» **EXERCISE REQUIREMENTS**
An exact reproduction of the records is required, with all images left out.

A run of records:
* BEGIN *
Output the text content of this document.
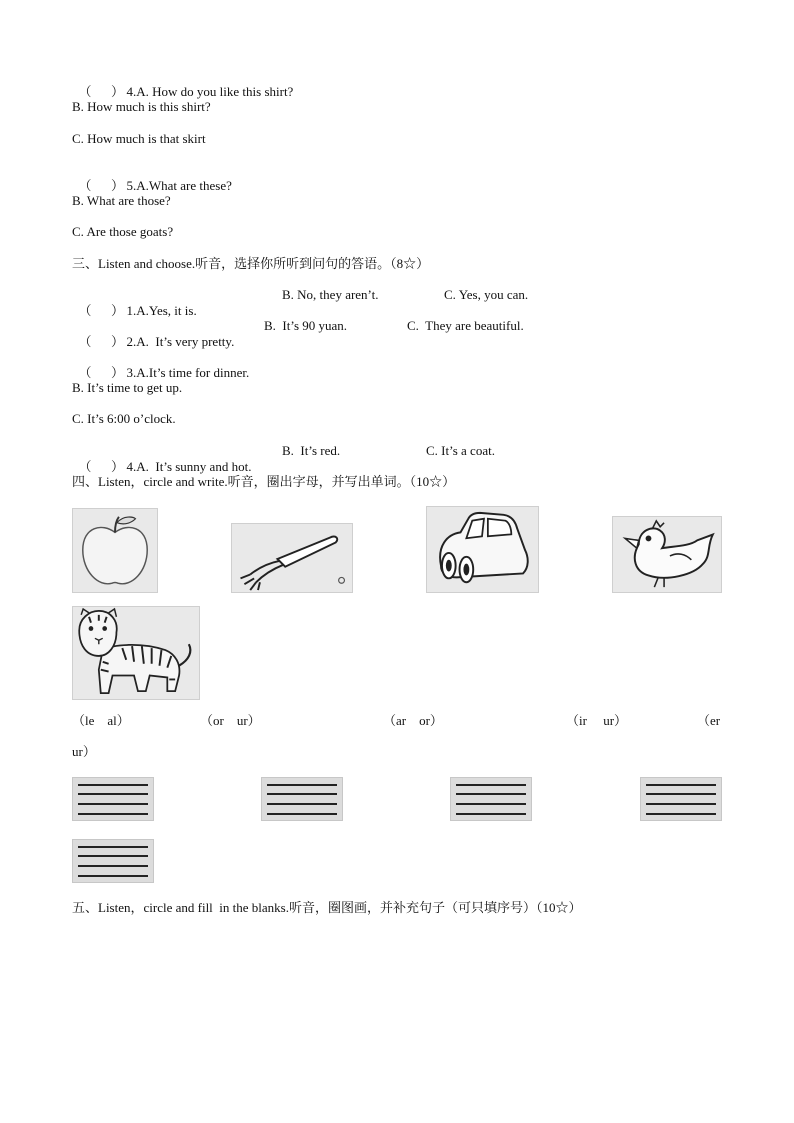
（      ） 4.A. How do you like this shirt?

B. How much is this shirt?
C. How much is that skirt

（      ） 5.A.What are these?

B. What are those?
C. Are those goats?
三、Listen and choose.听音，选择你所听到问句的答语。（8☆）

（      ） 1.A.Yes, it is.

B. No, they aren’t.	C. Yes, you can.

（      ） 2.A.  It’s very pretty.

B.  It’s 90 yuan.	C.  They are beautiful.

（      ） 3.A.It’s time for dinner.

B. It’s time to get up.
C. It’s 6:00 o’clock.

（      ） 4.A.  It’s sunny and hot.

B.  It’s red.	C. It’s a coat.
四、Listen，circle and write.听音，圈出字母，并写出单词。（10☆）
（le    al）	（or    ur）	（ar    or）	（ir     ur）	（er
ur）
五、Listen，circle and fill  in the blanks.听音，圈图画，并补充句子（可只填序号）（10☆）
* END *
» **RESULT BELOW**
Output the text content of this document.
（      ） 4.A. How do you like this shirt?

B. How much is this shirt?
C. How much is that skirt

（      ） 5.A.What are these?

B. What are those?
C. Are those goats?
三、Listen and choose.听音，选择你所听到问句的答语。（8☆）

（      ） 1.A.Yes, it is.

B. No, they aren’t.	C. Yes, you can.

（      ） 2.A.  It’s very pretty.

B.  It’s 90 yuan.	C.  They are beautiful.

（      ） 3.A.It’s time for dinner.

B. It’s time to get up.
C. It’s 6:00 o’clock.

（      ） 4.A.  It’s sunny and hot.

B.  It’s red.	C. It’s a coat.
四、Listen，circle and write.听音，圈出字母，并写出单词。（10☆）
（le    al）	（or    ur）	（ar    or）	（ir     ur）	（er
ur）
五、Listen，circle and fill  in the blanks.听音，圈图画，并补充句子（可只填序号）（10☆）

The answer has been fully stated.